Task input:

------------------------------------------------------------

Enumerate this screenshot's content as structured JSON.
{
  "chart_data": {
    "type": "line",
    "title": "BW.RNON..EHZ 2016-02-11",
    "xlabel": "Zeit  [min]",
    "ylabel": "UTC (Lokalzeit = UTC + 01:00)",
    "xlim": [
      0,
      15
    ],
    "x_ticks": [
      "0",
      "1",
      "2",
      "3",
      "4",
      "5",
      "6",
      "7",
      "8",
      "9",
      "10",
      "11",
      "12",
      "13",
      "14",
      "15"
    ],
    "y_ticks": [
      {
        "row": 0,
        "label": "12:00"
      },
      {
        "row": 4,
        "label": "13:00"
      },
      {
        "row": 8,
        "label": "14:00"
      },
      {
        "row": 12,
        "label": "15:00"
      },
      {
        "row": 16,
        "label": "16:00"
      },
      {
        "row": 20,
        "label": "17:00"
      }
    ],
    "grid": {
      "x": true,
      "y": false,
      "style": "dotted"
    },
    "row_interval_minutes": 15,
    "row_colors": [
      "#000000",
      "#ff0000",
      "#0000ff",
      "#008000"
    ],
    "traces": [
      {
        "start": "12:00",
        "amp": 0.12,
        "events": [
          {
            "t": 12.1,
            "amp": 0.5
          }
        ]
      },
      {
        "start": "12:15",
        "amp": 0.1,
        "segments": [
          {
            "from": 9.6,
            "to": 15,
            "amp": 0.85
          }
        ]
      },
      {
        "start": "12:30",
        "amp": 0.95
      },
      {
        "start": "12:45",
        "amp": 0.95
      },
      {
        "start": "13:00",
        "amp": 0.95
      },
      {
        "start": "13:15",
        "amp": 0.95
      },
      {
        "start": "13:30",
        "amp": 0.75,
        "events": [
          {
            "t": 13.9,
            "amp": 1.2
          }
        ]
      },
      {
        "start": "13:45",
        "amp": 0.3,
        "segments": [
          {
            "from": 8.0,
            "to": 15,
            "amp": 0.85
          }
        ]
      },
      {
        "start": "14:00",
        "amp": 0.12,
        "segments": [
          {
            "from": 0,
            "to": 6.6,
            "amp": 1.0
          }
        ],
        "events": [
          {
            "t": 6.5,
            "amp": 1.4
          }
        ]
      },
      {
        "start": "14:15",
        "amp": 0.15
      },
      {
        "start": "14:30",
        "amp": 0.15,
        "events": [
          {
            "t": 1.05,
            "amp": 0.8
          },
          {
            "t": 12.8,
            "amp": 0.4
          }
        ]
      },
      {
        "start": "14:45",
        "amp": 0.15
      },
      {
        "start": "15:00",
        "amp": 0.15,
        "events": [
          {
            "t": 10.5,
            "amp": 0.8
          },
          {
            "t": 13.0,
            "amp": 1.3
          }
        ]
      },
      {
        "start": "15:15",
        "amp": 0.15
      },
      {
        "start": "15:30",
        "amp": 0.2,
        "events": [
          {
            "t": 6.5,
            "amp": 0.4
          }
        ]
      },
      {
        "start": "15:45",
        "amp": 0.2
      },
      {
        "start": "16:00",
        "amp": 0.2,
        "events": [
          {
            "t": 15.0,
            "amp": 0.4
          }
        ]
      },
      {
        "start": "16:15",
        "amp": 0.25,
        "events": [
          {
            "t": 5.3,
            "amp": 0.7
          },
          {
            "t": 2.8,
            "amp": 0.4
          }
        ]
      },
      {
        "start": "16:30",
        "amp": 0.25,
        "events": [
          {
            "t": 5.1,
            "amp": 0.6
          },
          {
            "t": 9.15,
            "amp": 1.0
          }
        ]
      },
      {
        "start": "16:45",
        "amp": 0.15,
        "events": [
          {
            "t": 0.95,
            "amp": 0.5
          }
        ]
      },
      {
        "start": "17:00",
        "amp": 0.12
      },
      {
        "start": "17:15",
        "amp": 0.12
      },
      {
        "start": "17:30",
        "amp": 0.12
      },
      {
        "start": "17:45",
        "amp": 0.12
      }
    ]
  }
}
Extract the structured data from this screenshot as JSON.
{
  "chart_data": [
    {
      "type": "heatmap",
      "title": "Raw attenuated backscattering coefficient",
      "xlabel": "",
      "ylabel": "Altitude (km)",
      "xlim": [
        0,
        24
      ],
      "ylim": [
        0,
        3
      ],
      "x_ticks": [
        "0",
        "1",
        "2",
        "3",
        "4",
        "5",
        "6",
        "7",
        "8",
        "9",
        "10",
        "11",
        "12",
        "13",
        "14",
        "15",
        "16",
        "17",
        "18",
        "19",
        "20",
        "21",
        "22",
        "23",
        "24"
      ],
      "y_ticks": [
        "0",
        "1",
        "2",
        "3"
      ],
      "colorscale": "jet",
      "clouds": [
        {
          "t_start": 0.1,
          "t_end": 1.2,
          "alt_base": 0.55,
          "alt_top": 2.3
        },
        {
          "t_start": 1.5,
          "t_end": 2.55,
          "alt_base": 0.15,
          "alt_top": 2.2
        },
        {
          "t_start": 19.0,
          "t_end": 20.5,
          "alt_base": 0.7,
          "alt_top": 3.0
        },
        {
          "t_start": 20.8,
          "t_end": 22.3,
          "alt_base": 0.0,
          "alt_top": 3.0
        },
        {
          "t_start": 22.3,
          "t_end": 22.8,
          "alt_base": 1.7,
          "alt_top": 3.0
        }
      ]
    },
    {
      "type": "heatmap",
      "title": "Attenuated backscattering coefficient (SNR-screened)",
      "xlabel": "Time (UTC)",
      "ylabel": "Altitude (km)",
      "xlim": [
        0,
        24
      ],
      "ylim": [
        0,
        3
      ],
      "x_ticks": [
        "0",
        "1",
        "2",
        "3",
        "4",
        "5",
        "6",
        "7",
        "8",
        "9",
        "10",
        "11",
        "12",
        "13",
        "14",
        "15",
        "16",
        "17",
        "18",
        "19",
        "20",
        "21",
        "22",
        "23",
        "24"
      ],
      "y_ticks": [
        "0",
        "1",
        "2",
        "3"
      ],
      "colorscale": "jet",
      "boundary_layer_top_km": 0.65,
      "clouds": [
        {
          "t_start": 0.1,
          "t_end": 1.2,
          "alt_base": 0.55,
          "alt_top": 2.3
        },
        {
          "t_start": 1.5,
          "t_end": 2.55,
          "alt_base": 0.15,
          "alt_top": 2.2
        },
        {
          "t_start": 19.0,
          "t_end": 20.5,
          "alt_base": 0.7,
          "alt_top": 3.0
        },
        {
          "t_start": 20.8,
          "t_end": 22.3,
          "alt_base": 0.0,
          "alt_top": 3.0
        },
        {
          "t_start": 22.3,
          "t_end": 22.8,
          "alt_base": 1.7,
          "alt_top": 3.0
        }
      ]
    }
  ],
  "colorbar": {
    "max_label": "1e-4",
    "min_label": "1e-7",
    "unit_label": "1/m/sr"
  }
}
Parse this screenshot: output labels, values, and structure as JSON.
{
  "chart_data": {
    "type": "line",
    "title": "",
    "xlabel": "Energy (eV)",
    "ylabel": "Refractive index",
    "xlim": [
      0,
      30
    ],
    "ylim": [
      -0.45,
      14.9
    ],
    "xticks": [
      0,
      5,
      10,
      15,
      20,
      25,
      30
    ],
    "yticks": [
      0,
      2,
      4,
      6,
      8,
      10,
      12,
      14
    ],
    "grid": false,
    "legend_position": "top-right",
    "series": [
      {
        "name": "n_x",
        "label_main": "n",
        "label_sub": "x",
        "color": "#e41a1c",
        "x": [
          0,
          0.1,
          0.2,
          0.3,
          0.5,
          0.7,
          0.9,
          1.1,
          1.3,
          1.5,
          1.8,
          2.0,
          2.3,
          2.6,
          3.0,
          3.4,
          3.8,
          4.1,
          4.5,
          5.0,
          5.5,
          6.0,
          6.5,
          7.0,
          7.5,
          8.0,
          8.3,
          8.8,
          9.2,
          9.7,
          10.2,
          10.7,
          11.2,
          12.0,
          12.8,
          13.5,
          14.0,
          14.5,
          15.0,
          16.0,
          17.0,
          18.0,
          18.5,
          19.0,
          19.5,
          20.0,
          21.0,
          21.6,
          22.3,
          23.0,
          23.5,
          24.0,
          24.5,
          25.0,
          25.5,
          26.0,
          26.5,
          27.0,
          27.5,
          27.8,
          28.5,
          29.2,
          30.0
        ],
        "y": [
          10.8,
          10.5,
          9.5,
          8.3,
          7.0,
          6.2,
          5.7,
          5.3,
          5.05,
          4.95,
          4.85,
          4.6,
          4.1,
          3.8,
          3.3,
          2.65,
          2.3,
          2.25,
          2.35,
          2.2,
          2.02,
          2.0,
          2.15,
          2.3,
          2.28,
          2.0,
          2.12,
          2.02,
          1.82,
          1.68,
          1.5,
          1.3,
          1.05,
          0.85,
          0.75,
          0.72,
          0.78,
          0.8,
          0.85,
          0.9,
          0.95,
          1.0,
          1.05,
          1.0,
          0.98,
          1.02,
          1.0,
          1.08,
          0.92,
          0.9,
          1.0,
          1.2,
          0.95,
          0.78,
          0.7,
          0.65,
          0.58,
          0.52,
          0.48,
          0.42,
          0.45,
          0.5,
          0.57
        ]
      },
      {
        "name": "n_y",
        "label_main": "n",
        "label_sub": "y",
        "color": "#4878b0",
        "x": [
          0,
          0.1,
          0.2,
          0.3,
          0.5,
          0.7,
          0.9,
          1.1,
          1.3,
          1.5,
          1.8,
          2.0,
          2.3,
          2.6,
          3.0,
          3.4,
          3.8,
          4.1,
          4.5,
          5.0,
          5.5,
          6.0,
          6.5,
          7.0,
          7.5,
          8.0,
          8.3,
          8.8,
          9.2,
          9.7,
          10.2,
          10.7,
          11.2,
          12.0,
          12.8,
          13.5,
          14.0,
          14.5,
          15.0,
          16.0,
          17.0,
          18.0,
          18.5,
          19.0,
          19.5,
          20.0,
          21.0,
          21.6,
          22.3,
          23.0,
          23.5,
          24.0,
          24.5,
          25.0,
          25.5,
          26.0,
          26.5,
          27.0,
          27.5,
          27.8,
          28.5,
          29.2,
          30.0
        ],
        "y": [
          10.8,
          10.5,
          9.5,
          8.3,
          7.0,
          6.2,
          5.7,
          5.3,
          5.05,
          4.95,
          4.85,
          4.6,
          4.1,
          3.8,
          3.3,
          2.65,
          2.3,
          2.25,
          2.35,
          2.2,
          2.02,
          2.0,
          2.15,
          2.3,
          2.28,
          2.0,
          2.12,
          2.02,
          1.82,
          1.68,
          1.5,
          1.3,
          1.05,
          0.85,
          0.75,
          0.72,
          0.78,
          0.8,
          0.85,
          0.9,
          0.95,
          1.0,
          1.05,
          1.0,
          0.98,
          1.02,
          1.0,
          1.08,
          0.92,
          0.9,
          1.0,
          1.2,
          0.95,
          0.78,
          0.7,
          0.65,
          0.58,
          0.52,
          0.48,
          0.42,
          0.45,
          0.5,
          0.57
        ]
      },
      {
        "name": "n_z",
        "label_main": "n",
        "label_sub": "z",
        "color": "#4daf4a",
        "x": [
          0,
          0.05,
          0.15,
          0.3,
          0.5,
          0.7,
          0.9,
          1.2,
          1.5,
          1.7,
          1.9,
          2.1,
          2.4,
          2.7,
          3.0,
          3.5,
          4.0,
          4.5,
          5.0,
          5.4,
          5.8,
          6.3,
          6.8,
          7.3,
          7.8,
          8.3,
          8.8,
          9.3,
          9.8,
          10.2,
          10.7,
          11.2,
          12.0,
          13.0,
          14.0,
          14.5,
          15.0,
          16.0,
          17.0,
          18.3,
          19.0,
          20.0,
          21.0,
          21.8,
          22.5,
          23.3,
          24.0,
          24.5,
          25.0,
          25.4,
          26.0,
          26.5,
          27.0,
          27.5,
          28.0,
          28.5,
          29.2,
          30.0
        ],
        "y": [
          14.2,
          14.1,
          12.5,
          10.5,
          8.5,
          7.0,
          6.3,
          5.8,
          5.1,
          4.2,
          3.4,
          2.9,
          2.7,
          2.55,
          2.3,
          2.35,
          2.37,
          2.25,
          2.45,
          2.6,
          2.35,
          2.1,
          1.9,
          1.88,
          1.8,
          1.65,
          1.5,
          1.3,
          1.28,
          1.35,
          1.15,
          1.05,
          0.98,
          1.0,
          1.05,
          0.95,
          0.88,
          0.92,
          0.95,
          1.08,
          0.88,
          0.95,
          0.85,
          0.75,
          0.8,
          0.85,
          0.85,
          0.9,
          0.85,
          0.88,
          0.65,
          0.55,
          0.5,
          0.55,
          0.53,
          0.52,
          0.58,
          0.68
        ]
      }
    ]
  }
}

------------------------------------------------------------

Read through the entries and copy each line in which "backscattering" appears.

Result:
      "title": "Raw attenuated backscattering coefficient",
      "title": "Attenuated backscattering coefficient (SNR-screened)",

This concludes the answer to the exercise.